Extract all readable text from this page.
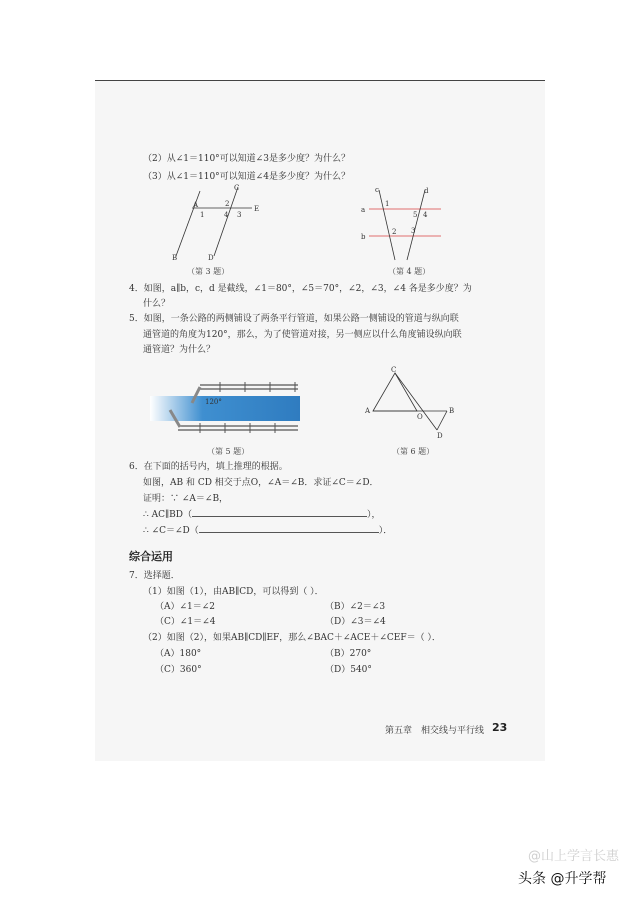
（2）从∠1＝110°可以知道∠3是多少度？为什么？
（3）从∠1＝110°可以知道∠4是多少度？为什么？
A
B
C
D
E
1
2
3
4
（第 3 题）
c	d
a
b
1
5 4
2 3
（第 4 题）
4．如图，a∥b，c，d 是截线，∠1＝80°，∠5＝70°，∠2，∠3，∠4 各是多少度？为
什么？
5．如图，一条公路的两侧铺设了两条平行管道，如果公路一侧铺设的管道与纵向联
通管道的角度为120°，那么，为了使管道对接，另一侧应以什么角度铺设纵向联
通管道？为什么？
120°
（第 5 题）
C
A	B
D
O
（第 6 题）
6．在下面的括号内，填上推理的根据。
如图，AB 和 CD 相交于点O，∠A＝∠B．求证∠C＝∠D．
证明：∵ ∠A＝∠B，
∴ AC∥BD（	），
∴ ∠C＝∠D（	）．
综合运用
7．选择题．
（1）如图（1），由AB∥CD，可以得到（ ）．
（A）∠1＝∠2	（B）∠2＝∠3
（C）∠1＝∠4	（D）∠3＝∠4
（2）如图（2），如果AB∥CD∥EF，那么∠BAC＋∠ACE＋∠CEF＝（ ）．
（A）180°	（B）270°
（C）360°	（D）540°
第五章　相交线与平行线 23
@山上学言长惠
头条 @升学帮
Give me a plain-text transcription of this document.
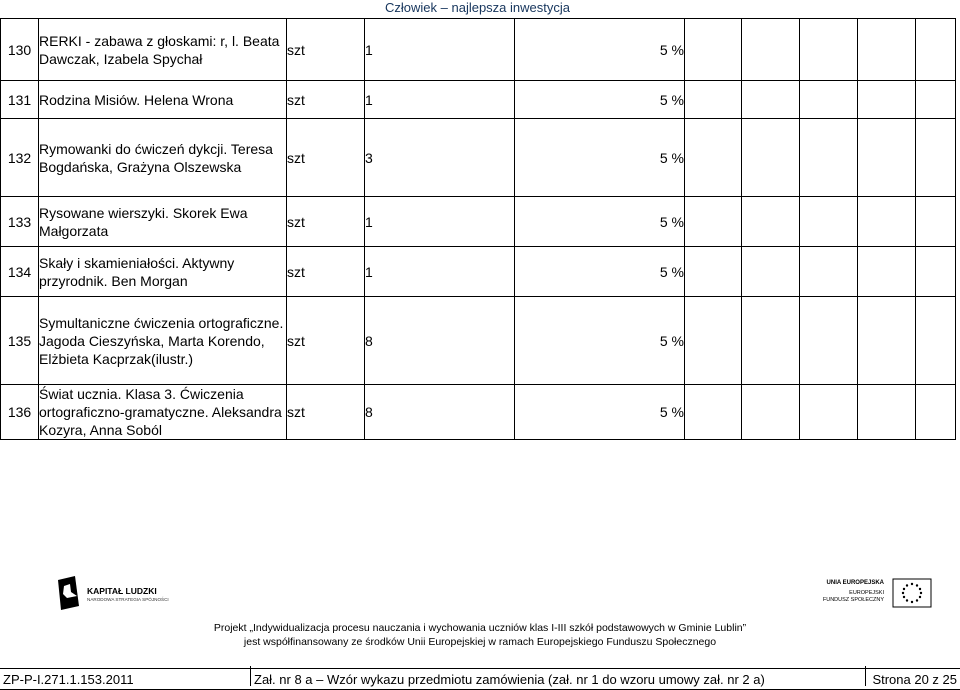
Człowiek – najlepsza inwestycja
130	RERKI - zabawa z głoskami: r, l. Beata Dawczak, Izabela Spychał	szt	1	5 %					
131	Rodzina Misiów. Helena Wrona	szt	1	5 %					
132	Rymowanki do ćwiczeń dykcji. Teresa Bogdańska, Grażyna Olszewska	szt	3	5 %					
133	Rysowane wierszyki. Skorek Ewa Małgorzata	szt	1	5 %					
134	Skały i skamieniałości. Aktywny przyrodnik. Ben Morgan	szt	1	5 %					
135	Symultaniczne ćwiczenia ortograficzne. Jagoda Cieszyńska, Marta Korendo, Elżbieta Kacprzak(ilustr.)	szt	8	5 %					
136	Świat ucznia. Klasa 3. Ćwiczenia ortograficzno-gramatyczne. Aleksandra Kozyra, Anna Soból	szt	8	5 %					
KAPITAŁ LUDZKI
NARODOWA STRATEGIA SPÓJNOŚCI
UNIA EUROPEJSKA
EUROPEJSKI
FUNDUSZ SPOŁECZNY
Projekt „Indywidualizacja procesu nauczania i wychowania uczniów klas I-III szkół podstawowych w Gminie Lublin”
jest współfinansowany ze środków Unii Europejskiej w ramach Europejskiego Funduszu Społecznego
ZP-P-I.271.1.153.2011	Zał. nr 8 a – Wzór wykazu przedmiotu zamówienia (zał. nr 1 do wzoru umowy zał. nr 2 a)	Strona 20 z 25
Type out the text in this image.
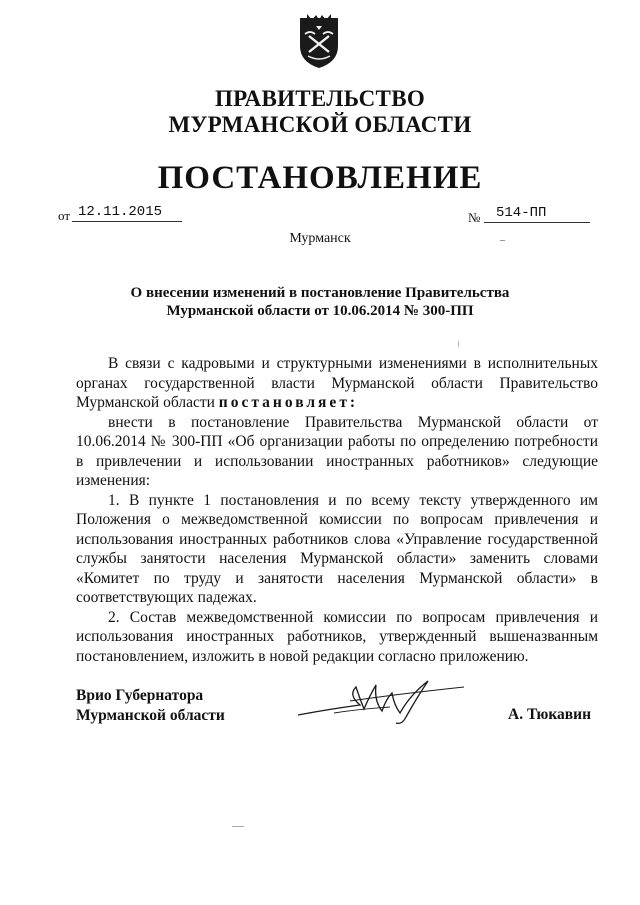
ПРАВИТЕЛЬСТВО
МУРМАНСКОЙ ОБЛАСТИ
ПОСТАНОВЛЕНИЕ
от 12.11.2015	№	514-ПП
Мурманск
О внесении изменений в постановление Правительства
Мурманской области от 10.06.2014 № 300-ПП

В связи с кадровыми и структурными изменениями в исполнительных органах государственной власти Мурманской области Правительство Мурманской области постановляет:

внести в постановление Правительства Мурманской области от 10.06.2014 № 300-ПП «Об организации работы по определению потребности в привлечении и использовании иностранных работников» следующие изменения:

1. В пункте 1 постановления и по всему тексту утвержденного им Положения о межведомственной комиссии по вопросам привлечения и использования иностранных работников слова «Управление государственной службы занятости населения Мурманской области» заменить словами «Комитет по труду и занятости населения Мурманской области» в соответствующих падежах.

2. Состав межведомственной комиссии по вопросам привлечения и использования иностранных работников, утвержденный вышеназванным постановлением, изложить в новой редакции согласно приложению.

Врио Губернатора
Мурманской области	А. Тюкавин
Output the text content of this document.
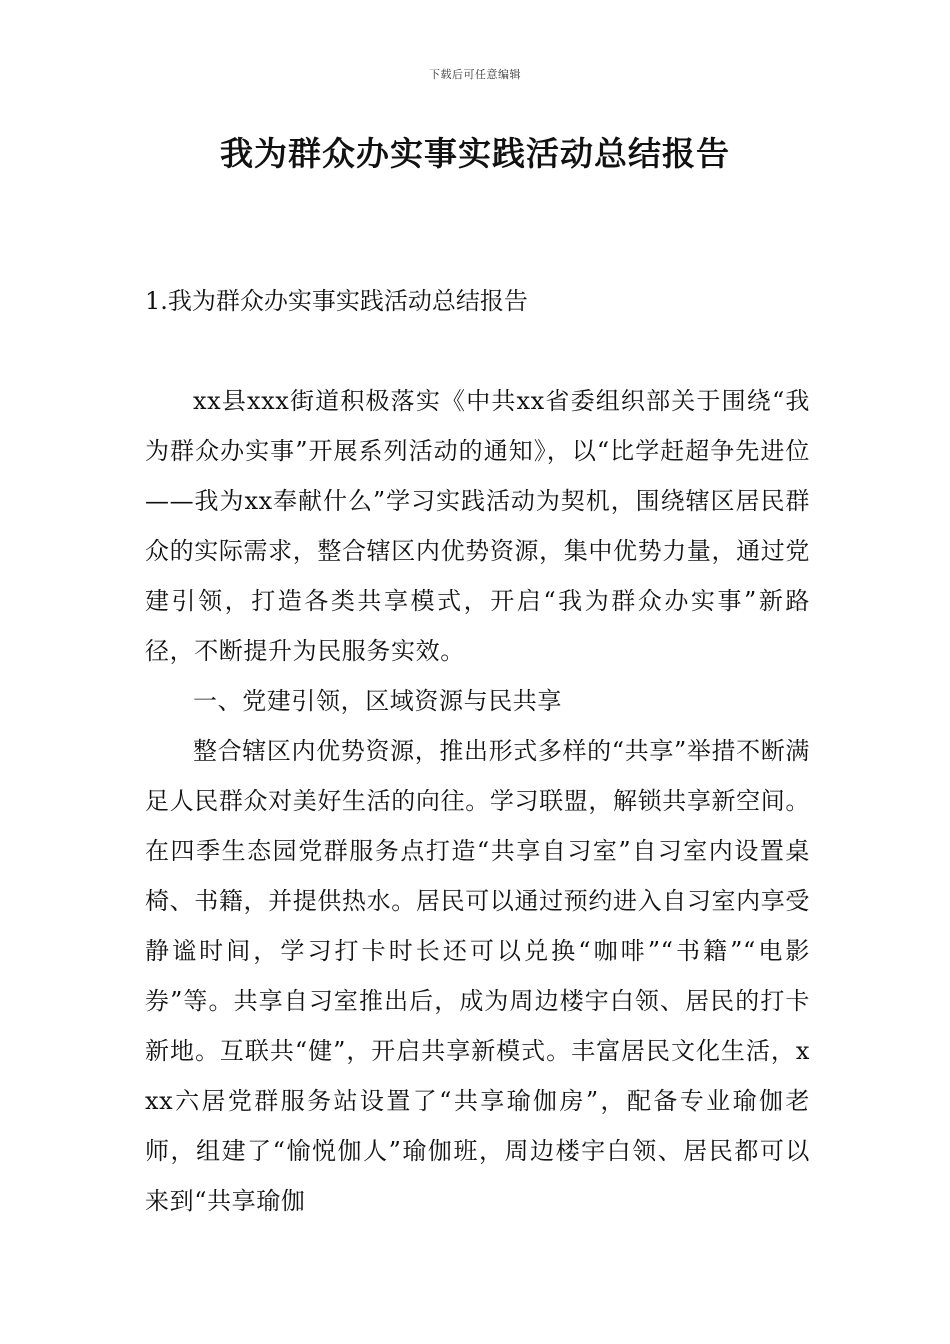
下载后可任意编辑
我为群众办实事实践活动总结报告
1.我为群众办实事实践活动总结报告

xx县xxx街道积极落实《中共xx省委组织部关于围绕“我为群众办实事”开展系列活动的通知》，以“比学赶超争先进位——我为xx奉献什么”学习实践活动为契机，围绕辖区居民群众的实际需求，整合辖区内优势资源，集中优势力量，通过党建引领，打造各类共享模式，开启“我为群众办实事”新路径，不断提升为民服务实效。

一、党建引领，区域资源与民共享

整合辖区内优势资源，推出形式多样的“共享”举措不断满足人民群众对美好生活的向往。学习联盟，解锁共享新空间。在四季生态园党群服务点打造“共享自习室”自习室内设置桌椅、书籍，并提供热水。居民可以通过预约进入自习室内享受静谧时间，学习打卡时长还可以兑换“咖啡”“书籍”“电影券”等。共享自习室推出后，成为周边楼宇白领、居民的打卡新地。互联共“健”，开启共享新模式。丰富居民文化生活，xxx六居党群服务站设置了“共享瑜伽房”，配备专业瑜伽老师，组建了“愉悦伽人”瑜伽班，周边楼宇白领、居民都可以来到“共享瑜伽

|---|

- _Aim_
Copy out the data above exactly, except the pictures.

- _Written response_
Extract all readable text from this page.
（2）从∠1＝110°可以知道∠3是多少度？为什么？
（3）从∠1＝110°可以知道∠4是多少度？为什么？
A
B
C
D
E
1
2
3
4
（第 3 题）
c	d
a
b
1
5 4
2 3
（第 4 题）
4．如图，a∥b，c，d 是截线，∠1＝80°，∠5＝70°，∠2，∠3，∠4 各是多少度？为
什么？
5．如图，一条公路的两侧铺设了两条平行管道，如果公路一侧铺设的管道与纵向联
通管道的角度为120°，那么，为了使管道对接，另一侧应以什么角度铺设纵向联
通管道？为什么？
120°
（第 5 题）
C
A	B
D
O
（第 6 题）
6．在下面的括号内，填上推理的根据。
如图，AB 和 CD 相交于点O，∠A＝∠B．求证∠C＝∠D．
证明：∵ ∠A＝∠B，
∴ AC∥BD（	），
∴ ∠C＝∠D（	）．
综合运用
7．选择题．
（1）如图（1），由AB∥CD，可以得到（ ）．
（A）∠1＝∠2	（B）∠2＝∠3
（C）∠1＝∠4	（D）∠3＝∠4
（2）如图（2），如果AB∥CD∥EF，那么∠BAC＋∠ACE＋∠CEF＝（ ）．
（A）180°	（B）270°
（C）360°	（D）540°
第五章　相交线与平行线 23
@山上学言长惠
头条 @升学帮
Give me a plain-text transcription of this document.
Człowiek – najlepsza inwestycja
130	RERKI - zabawa z głoskami: r, l. Beata Dawczak, Izabela Spychał	szt	1	5 %					
131	Rodzina Misiów. Helena Wrona	szt	1	5 %					
132	Rymowanki do ćwiczeń dykcji. Teresa Bogdańska, Grażyna Olszewska	szt	3	5 %					
133	Rysowane wierszyki. Skorek Ewa Małgorzata	szt	1	5 %					
134	Skały i skamieniałości. Aktywny przyrodnik. Ben Morgan	szt	1	5 %					
135	Symultaniczne ćwiczenia ortograficzne. Jagoda Cieszyńska, Marta Korendo, Elżbieta Kacprzak(ilustr.)	szt	8	5 %					
136	Świat ucznia. Klasa 3. Ćwiczenia ortograficzno-gramatyczne. Aleksandra Kozyra, Anna Soból	szt	8	5 %					
KAPITAŁ LUDZKI
NARODOWA STRATEGIA SPÓJNOŚCI
UNIA EUROPEJSKA
EUROPEJSKI
FUNDUSZ SPOŁECZNY
Projekt „Indywidualizacja procesu nauczania i wychowania uczniów klas I-III szkół podstawowych w Gminie Lublin”
jest współfinansowany ze środków Unii Europejskiej w ramach Europejskiego Funduszu Społecznego
ZP-P-I.271.1.153.2011	Zał. nr 8 a – Wzór wykazu przedmiotu zamówienia (zał. nr 1 do wzoru umowy zał. nr 2 a)	Strona 20 z 25
Type out the text in this image.
ПРАВИТЕЛЬСТВО
МУРМАНСКОЙ ОБЛАСТИ
ПОСТАНОВЛЕНИЕ
от 12.11.2015	№	514-ПП
Мурманск
О внесении изменений в постановление Правительства
Мурманской области от 10.06.2014 № 300-ПП

В связи с кадровыми и структурными изменениями в исполнительных органах государственной власти Мурманской области Правительство Мурманской области постановляет:

внести в постановление Правительства Мурманской области от 10.06.2014 № 300-ПП «Об организации работы по определению потребности в привлечении и использовании иностранных работников» следующие изменения:

1. В пункте 1 постановления и по всему тексту утвержденного им Положения о межведомственной комиссии по вопросам привлечения и использования иностранных работников слова «Управление государственной службы занятости населения Мурманской области» заменить словами «Комитет по труду и занятости населения Мурманской области» в соответствующих падежах.

2. Состав межведомственной комиссии по вопросам привлечения и использования иностранных работников, утвержденный вышеназванным постановлением, изложить в новой редакции согласно приложению.

Врио Губернатора
Мурманской области	А. Тюкавин
Output the text content of this document.
下载后可任意编辑
我为群众办实事实践活动总结报告
1.我为群众办实事实践活动总结报告

xx县xxx街道积极落实《中共xx省委组织部关于围绕“我为群众办实事”开展系列活动的通知》，以“比学赶超争先进位——我为xx奉献什么”学习实践活动为契机，围绕辖区居民群众的实际需求，整合辖区内优势资源，集中优势力量，通过党建引领，打造各类共享模式，开启“我为群众办实事”新路径，不断提升为民服务实效。

一、党建引领，区域资源与民共享

整合辖区内优势资源，推出形式多样的“共享”举措不断满足人民群众对美好生活的向往。学习联盟，解锁共享新空间。在四季生态园党群服务点打造“共享自习室”自习室内设置桌椅、书籍，并提供热水。居民可以通过预约进入自习室内享受静谧时间，学习打卡时长还可以兑换“咖啡”“书籍”“电影券”等。共享自习室推出后，成为周边楼宇白领、居民的打卡新地。互联共“健”，开启共享新模式。丰富居民文化生活，xxx六居党群服务站设置了“共享瑜伽房”，配备专业瑜伽老师，组建了“愉悦伽人”瑜伽班，周边楼宇白领、居民都可以来到“共享瑜伽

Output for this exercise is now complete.